Set task: Each entry below is to be extracted exactly.
=====
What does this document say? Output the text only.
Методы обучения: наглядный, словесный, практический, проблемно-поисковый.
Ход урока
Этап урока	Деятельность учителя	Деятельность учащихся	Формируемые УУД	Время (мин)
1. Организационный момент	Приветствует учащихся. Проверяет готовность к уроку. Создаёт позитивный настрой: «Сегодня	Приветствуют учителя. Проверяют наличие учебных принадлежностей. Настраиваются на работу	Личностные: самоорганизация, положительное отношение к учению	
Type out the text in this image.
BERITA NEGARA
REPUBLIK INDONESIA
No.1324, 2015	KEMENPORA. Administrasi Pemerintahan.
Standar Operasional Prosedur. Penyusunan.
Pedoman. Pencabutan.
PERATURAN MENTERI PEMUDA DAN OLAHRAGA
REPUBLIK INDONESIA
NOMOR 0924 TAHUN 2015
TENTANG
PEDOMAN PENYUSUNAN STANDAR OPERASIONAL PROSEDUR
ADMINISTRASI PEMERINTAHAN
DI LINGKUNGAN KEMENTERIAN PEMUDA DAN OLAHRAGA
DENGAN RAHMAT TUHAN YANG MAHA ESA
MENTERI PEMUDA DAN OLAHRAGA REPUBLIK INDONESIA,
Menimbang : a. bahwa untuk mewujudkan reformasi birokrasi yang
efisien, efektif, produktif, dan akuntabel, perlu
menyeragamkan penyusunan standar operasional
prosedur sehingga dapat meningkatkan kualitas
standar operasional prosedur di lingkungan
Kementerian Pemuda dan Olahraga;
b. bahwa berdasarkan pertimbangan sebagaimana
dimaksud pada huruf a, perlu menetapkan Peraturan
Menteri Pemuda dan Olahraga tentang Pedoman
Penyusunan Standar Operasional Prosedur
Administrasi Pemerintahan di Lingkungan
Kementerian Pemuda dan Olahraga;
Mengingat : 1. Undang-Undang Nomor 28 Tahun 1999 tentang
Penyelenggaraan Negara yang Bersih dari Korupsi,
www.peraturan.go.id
=====
Task output:
What does this document say? Output the text only.
Методы обучения: наглядный, словесный, практический, проблемно-поисковый.
Ход урока
Этап урока	Деятельность учителя	Деятельность учащихся	Формируемые УУД	Время (мин)
1. Организационный момент	Приветствует учащихся. Проверяет готовность к уроку. Создаёт позитивный настрой: «Сегодня	Приветствуют учителя. Проверяют наличие учебных принадлежностей. Настраиваются на работу	Личностные: самоорганизация, положительное отношение к учению	
Type out the text in this image.
BERITA NEGARA
REPUBLIK INDONESIA
No.1324, 2015	KEMENPORA. Administrasi Pemerintahan.
Standar Operasional Prosedur. Penyusunan.
Pedoman. Pencabutan.
PERATURAN MENTERI PEMUDA DAN OLAHRAGA
REPUBLIK INDONESIA
NOMOR 0924 TAHUN 2015
TENTANG
PEDOMAN PENYUSUNAN STANDAR OPERASIONAL PROSEDUR
ADMINISTRASI PEMERINTAHAN
DI LINGKUNGAN KEMENTERIAN PEMUDA DAN OLAHRAGA
DENGAN RAHMAT TUHAN YANG MAHA ESA
MENTERI PEMUDA DAN OLAHRAGA REPUBLIK INDONESIA,
Menimbang : a. bahwa untuk mewujudkan reformasi birokrasi yang
efisien, efektif, produktif, dan akuntabel, perlu
menyeragamkan penyusunan standar operasional
prosedur sehingga dapat meningkatkan kualitas
standar operasional prosedur di lingkungan
Kementerian Pemuda dan Olahraga;
b. bahwa berdasarkan pertimbangan sebagaimana
dimaksud pada huruf a, perlu menetapkan Peraturan
Menteri Pemuda dan Olahraga tentang Pedoman
Penyusunan Standar Operasional Prosedur
Administrasi Pemerintahan di Lingkungan
Kementerian Pemuda dan Olahraga;
Mengingat : 1. Undang-Undang Nomor 28 Tahun 1999 tentang
Penyelenggaraan Negara yang Bersih dari Korupsi,
www.peraturan.go.id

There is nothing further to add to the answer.